:: PROVIDED RECORDS

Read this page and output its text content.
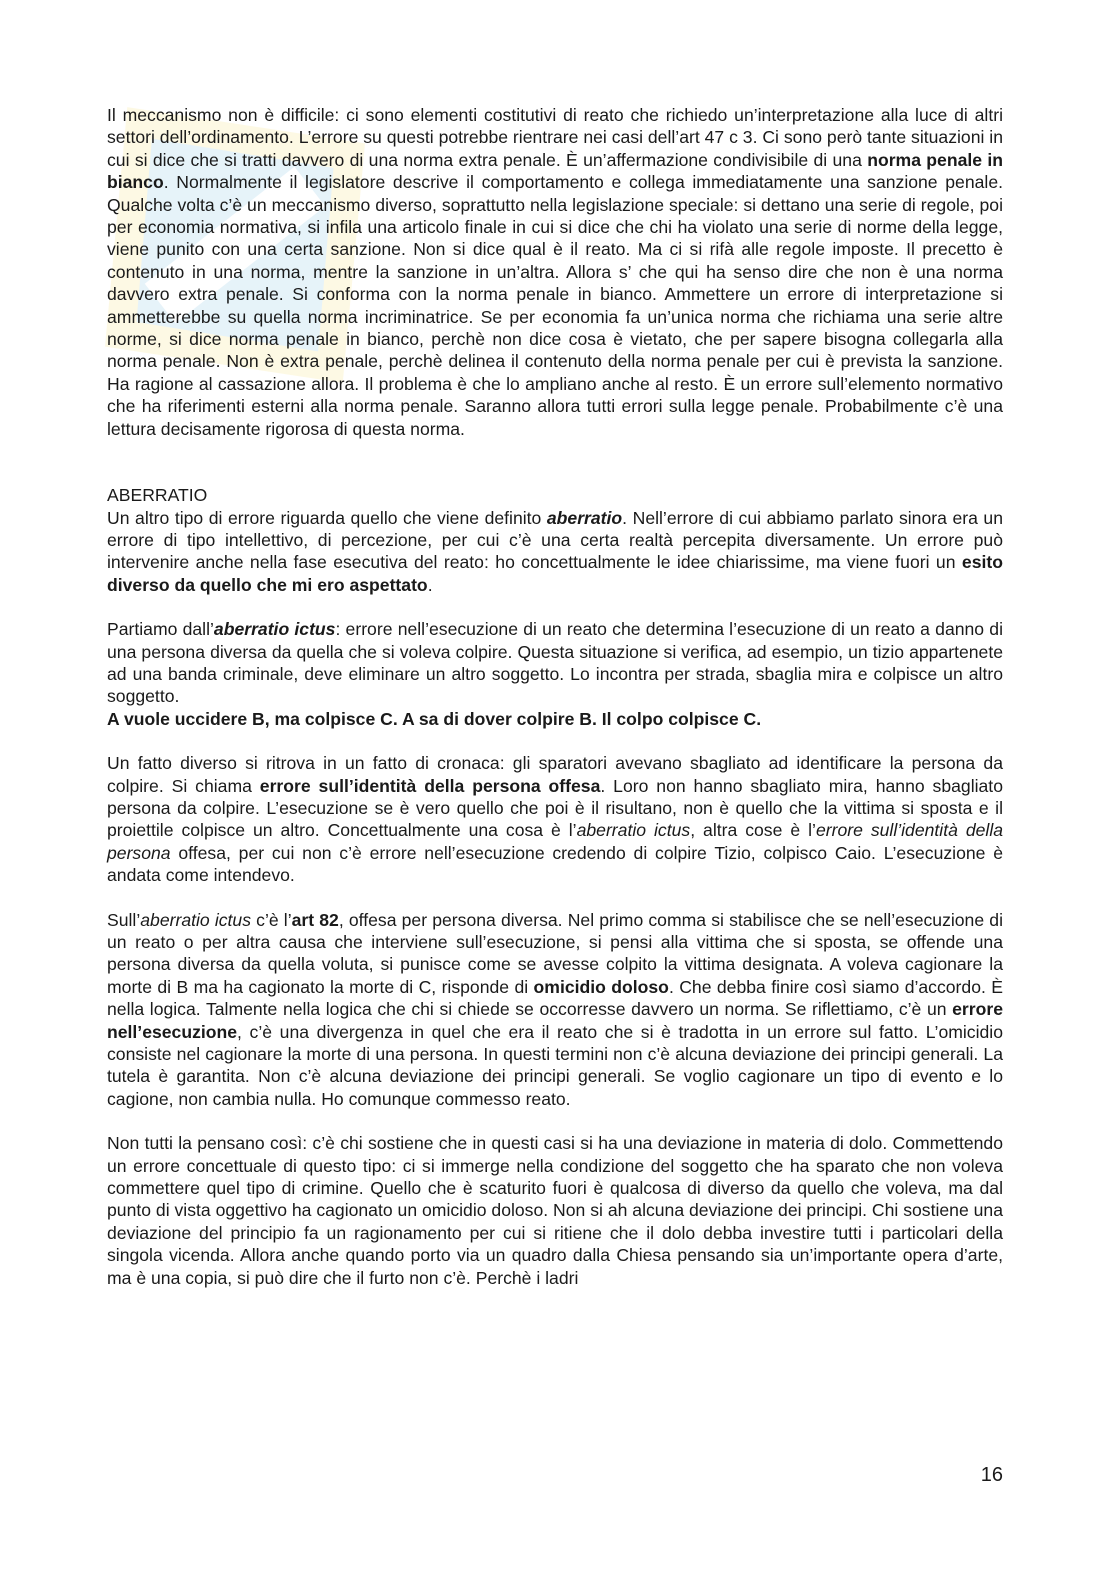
Il meccanismo non è difficile: ci sono elementi costitutivi di reato che richiedo un’interpretazione alla luce di altri settori dell’ordinamento. L’errore su questi potrebbe rientrare nei casi dell’art 47 c 3. Ci sono però tante situazioni in cui si dice che si tratti davvero di una norma extra penale. È un’affermazione condivisibile di una norma penale in bianco. Normalmente il legislatore descrive il comportamento e collega immediatamente una sanzione penale. Qualche volta c’è un meccanismo diverso, soprattutto nella legislazione speciale: si dettano una serie di regole, poi per economia normativa, si infila una articolo finale in cui si dice che chi ha violato una serie di norme della legge, viene punito con una certa sanzione. Non si dice qual è il reato. Ma ci si rifà alle regole imposte. Il precetto è contenuto in una norma, mentre la sanzione in un’altra. Allora s’ che qui ha senso dire che non è una norma davvero extra penale. Si conforma con la norma penale in bianco. Ammettere un errore di interpretazione si ammetterebbe su quella norma incriminatrice. Se per economia fa un’unica norma che richiama una serie altre norme, si dice norma penale in bianco, perchè non dice cosa è vietato, che per sapere bisogna collegarla alla norma penale. Non è extra penale, perchè delinea il contenuto della norma penale per cui è prevista la sanzione. Ha ragione al cassazione allora. Il problema è che lo ampliano anche al resto. È un errore sull’elemento normativo che ha riferimenti esterni alla norma penale. Saranno allora tutti errori sulla legge penale. Probabilmente c’è una lettura decisamente rigorosa di questa norma.

ABERRATIO

Un altro tipo di errore riguarda quello che viene definito aberratio. Nell’errore di cui abbiamo parlato sinora era un errore di tipo intellettivo, di percezione, per cui c’è una certa realtà percepita diversamente. Un errore può intervenire anche nella fase esecutiva del reato: ho concettualmente le idee chiarissime, ma viene fuori un esito diverso da quello che mi ero aspettato.

Partiamo dall’aberratio ictus: errore nell’esecuzione di un reato che determina l’esecuzione di un reato a danno di una persona diversa da quella che si voleva colpire. Questa situazione si verifica, ad esempio, un tizio appartenete ad una banda criminale, deve eliminare un altro soggetto. Lo incontra per strada, sbaglia mira e colpisce un altro soggetto.

A vuole uccidere B, ma colpisce C. A sa di dover colpire B. Il colpo colpisce C.

Un fatto diverso si ritrova in un fatto di cronaca: gli sparatori avevano sbagliato ad identificare la persona da colpire. Si chiama errore sull’identità della persona offesa. Loro non hanno sbagliato mira, hanno sbagliato persona da colpire. L’esecuzione se è vero quello che poi è il risultano, non è quello che la vittima si sposta e il proiettile colpisce un altro. Concettualmente una cosa è l’aberratio ictus, altra cose è l’errore sull’identità della persona offesa, per cui non c’è errore nell’esecuzione credendo di colpire Tizio, colpisco Caio. L’esecuzione è andata come intendevo.

Sull’aberratio ictus c’è l’art 82, offesa per persona diversa. Nel primo comma si stabilisce che se nell’esecuzione di un reato o per altra causa che interviene sull’esecuzione, si pensi alla vittima che si sposta, se offende una persona diversa da quella voluta, si punisce come se avesse colpito la vittima designata. A voleva cagionare la morte di B ma ha cagionato la morte di C, risponde di omicidio doloso. Che debba finire così siamo d’accordo. È nella logica. Talmente nella logica che chi si chiede se occorresse davvero un norma. Se riflettiamo, c’è un errore nell’esecuzione, c’è una divergenza in quel che era il reato che si è tradotta in un errore sul fatto. L’omicidio consiste nel cagionare la morte di una persona. In questi termini non c’è alcuna deviazione dei principi generali. La tutela è garantita. Non c’è alcuna deviazione dei principi generali. Se voglio cagionare un tipo di evento e lo cagione, non cambia nulla. Ho comunque commesso reato.

Non tutti la pensano così: c’è chi sostiene che in questi casi si ha una deviazione in materia di dolo. Commettendo un errore concettuale di questo tipo: ci si immerge nella condizione del soggetto che ha sparato che non voleva commettere quel tipo di crimine. Quello che è scaturito fuori è qualcosa di diverso da quello che voleva, ma dal punto di vista oggettivo ha cagionato un omicidio doloso. Non si ah alcuna deviazione dei principi. Chi sostiene una deviazione del principio fa un ragionamento per cui si ritiene che il dolo debba investire tutti i particolari della singola vicenda. Allora anche quando porto via un quadro dalla Chiesa pensando sia un’importante opera d’arte, ma è una copia, si può dire che il furto non c’è. Perchè i ladri

16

::::

▶ YOUR INSTRUCTIONS
Copy out the data above exactly, except the pictures.

▶ WRITTEN SOLUTION
Read this page and output its text content.
Il meccanismo non è difficile: ci sono elementi costitutivi di reato che richiedo un’interpretazione alla luce di altri settori dell’ordinamento. L’errore su questi potrebbe rientrare nei casi dell’art 47 c 3. Ci sono però tante situazioni in cui si dice che si tratti davvero di una norma extra penale. È un’affermazione condivisibile di una norma penale in bianco. Normalmente il legislatore descrive il comportamento e collega immediatamente una sanzione penale. Qualche volta c’è un meccanismo diverso, soprattutto nella legislazione speciale: si dettano una serie di regole, poi per economia normativa, si infila una articolo finale in cui si dice che chi ha violato una serie di norme della legge, viene punito con una certa sanzione. Non si dice qual è il reato. Ma ci si rifà alle regole imposte. Il precetto è contenuto in una norma, mentre la sanzione in un’altra. Allora s’ che qui ha senso dire che non è una norma davvero extra penale. Si conforma con la norma penale in bianco. Ammettere un errore di interpretazione si ammetterebbe su quella norma incriminatrice. Se per economia fa un’unica norma che richiama una serie altre norme, si dice norma penale in bianco, perchè non dice cosa è vietato, che per sapere bisogna collegarla alla norma penale. Non è extra penale, perchè delinea il contenuto della norma penale per cui è prevista la sanzione. Ha ragione al cassazione allora. Il problema è che lo ampliano anche al resto. È un errore sull’elemento normativo che ha riferimenti esterni alla norma penale. Saranno allora tutti errori sulla legge penale. Probabilmente c’è una lettura decisamente rigorosa di questa norma.

ABERRATIO

Un altro tipo di errore riguarda quello che viene definito aberratio. Nell’errore di cui abbiamo parlato sinora era un errore di tipo intellettivo, di percezione, per cui c’è una certa realtà percepita diversamente. Un errore può intervenire anche nella fase esecutiva del reato: ho concettualmente le idee chiarissime, ma viene fuori un esito diverso da quello che mi ero aspettato.

Partiamo dall’aberratio ictus: errore nell’esecuzione di un reato che determina l’esecuzione di un reato a danno di una persona diversa da quella che si voleva colpire. Questa situazione si verifica, ad esempio, un tizio appartenete ad una banda criminale, deve eliminare un altro soggetto. Lo incontra per strada, sbaglia mira e colpisce un altro soggetto.

A vuole uccidere B, ma colpisce C. A sa di dover colpire B. Il colpo colpisce C.

Un fatto diverso si ritrova in un fatto di cronaca: gli sparatori avevano sbagliato ad identificare la persona da colpire. Si chiama errore sull’identità della persona offesa. Loro non hanno sbagliato mira, hanno sbagliato persona da colpire. L’esecuzione se è vero quello che poi è il risultano, non è quello che la vittima si sposta e il proiettile colpisce un altro. Concettualmente una cosa è l’aberratio ictus, altra cose è l’errore sull’identità della persona offesa, per cui non c’è errore nell’esecuzione credendo di colpire Tizio, colpisco Caio. L’esecuzione è andata come intendevo.

Sull’aberratio ictus c’è l’art 82, offesa per persona diversa. Nel primo comma si stabilisce che se nell’esecuzione di un reato o per altra causa che interviene sull’esecuzione, si pensi alla vittima che si sposta, se offende una persona diversa da quella voluta, si punisce come se avesse colpito la vittima designata. A voleva cagionare la morte di B ma ha cagionato la morte di C, risponde di omicidio doloso. Che debba finire così siamo d’accordo. È nella logica. Talmente nella logica che chi si chiede se occorresse davvero un norma. Se riflettiamo, c’è un errore nell’esecuzione, c’è una divergenza in quel che era il reato che si è tradotta in un errore sul fatto. L’omicidio consiste nel cagionare la morte di una persona. In questi termini non c’è alcuna deviazione dei principi generali. La tutela è garantita. Non c’è alcuna deviazione dei principi generali. Se voglio cagionare un tipo di evento e lo cagione, non cambia nulla. Ho comunque commesso reato.

Non tutti la pensano così: c’è chi sostiene che in questi casi si ha una deviazione in materia di dolo. Commettendo un errore concettuale di questo tipo: ci si immerge nella condizione del soggetto che ha sparato che non voleva commettere quel tipo di crimine. Quello che è scaturito fuori è qualcosa di diverso da quello che voleva, ma dal punto di vista oggettivo ha cagionato un omicidio doloso. Non si ah alcuna deviazione dei principi. Chi sostiene una deviazione del principio fa un ragionamento per cui si ritiene che il dolo debba investire tutti i particolari della singola vicenda. Allora anche quando porto via un quadro dalla Chiesa pensando sia un’importante opera d’arte, ma è una copia, si può dire che il furto non c’è. Perchè i ladri

16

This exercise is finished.